TASK DIRECTIONS: Reproduce the listing below without changes, except that pictures are left out.

---- LISTED ENTRIES

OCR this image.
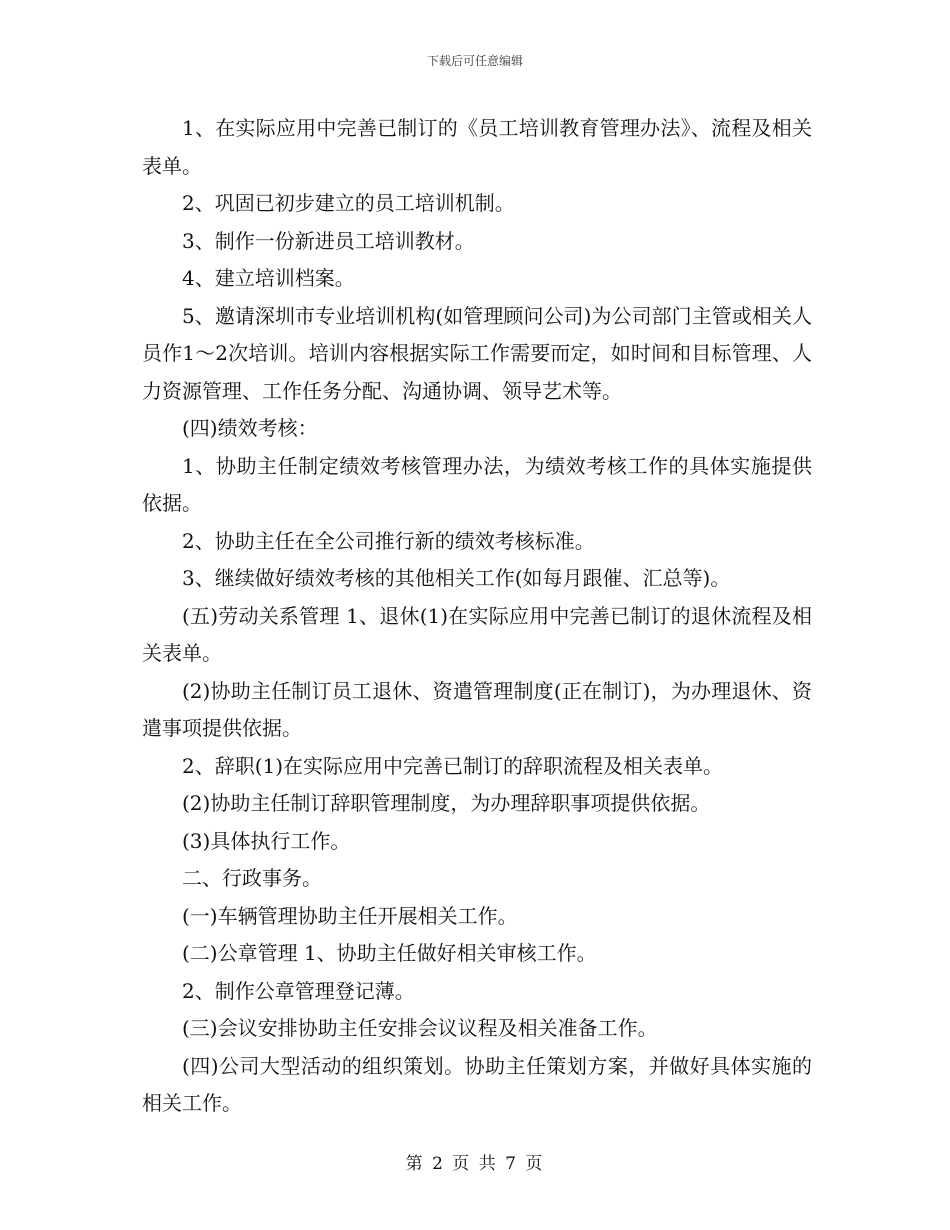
下载后可任意编辑

1、在实际应用中完善已制订的《员工培训教育管理办法》、流程及相关表单。

2、巩固已初步建立的员工培训机制。

3、制作一份新进员工培训教材。

4、建立培训档案。

5、邀请深圳市专业培训机构(如管理顾问公司)为公司部门主管或相关人员作1～2次培训。培训内容根据实际工作需要而定，如时间和目标管理、人力资源管理、工作任务分配、沟通协调、领导艺术等。

(四)绩效考核：

1、协助主任制定绩效考核管理办法，为绩效考核工作的具体实施提供依据。

2、协助主任在全公司推行新的绩效考核标准。

3、继续做好绩效考核的其他相关工作(如每月跟催、汇总等)。

(五)劳动关系管理 1、退休(1)在实际应用中完善已制订的退休流程及相关表单。

(2)协助主任制订员工退休、资遣管理制度(正在制订)，为办理退休、资遣事项提供依据。

2、辞职(1)在实际应用中完善已制订的辞职流程及相关表单。

(2)协助主任制订辞职管理制度，为办理辞职事项提供依据。

(3)具体执行工作。

二、行政事务。

(一)车辆管理协助主任开展相关工作。

(二)公章管理 1、协助主任做好相关审核工作。

2、制作公章管理登记薄。

(三)会议安排协助主任安排会议议程及相关准备工作。

(四)公司大型活动的组织策划。协助主任策划方案，并做好具体实施的相关工作。

第 2 页 共 7 页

--------

EXERCISE RESULT:
OCR this image.
下载后可任意编辑

1、在实际应用中完善已制订的《员工培训教育管理办法》、流程及相关表单。

2、巩固已初步建立的员工培训机制。

3、制作一份新进员工培训教材。

4、建立培训档案。

5、邀请深圳市专业培训机构(如管理顾问公司)为公司部门主管或相关人员作1～2次培训。培训内容根据实际工作需要而定，如时间和目标管理、人力资源管理、工作任务分配、沟通协调、领导艺术等。

(四)绩效考核：

1、协助主任制定绩效考核管理办法，为绩效考核工作的具体实施提供依据。

2、协助主任在全公司推行新的绩效考核标准。

3、继续做好绩效考核的其他相关工作(如每月跟催、汇总等)。

(五)劳动关系管理 1、退休(1)在实际应用中完善已制订的退休流程及相关表单。

(2)协助主任制订员工退休、资遣管理制度(正在制订)，为办理退休、资遣事项提供依据。

2、辞职(1)在实际应用中完善已制订的辞职流程及相关表单。

(2)协助主任制订辞职管理制度，为办理辞职事项提供依据。

(3)具体执行工作。

二、行政事务。

(一)车辆管理协助主任开展相关工作。

(二)公章管理 1、协助主任做好相关审核工作。

2、制作公章管理登记薄。

(三)会议安排协助主任安排会议议程及相关准备工作。

(四)公司大型活动的组织策划。协助主任策划方案，并做好具体实施的相关工作。

第 2 页 共 7 页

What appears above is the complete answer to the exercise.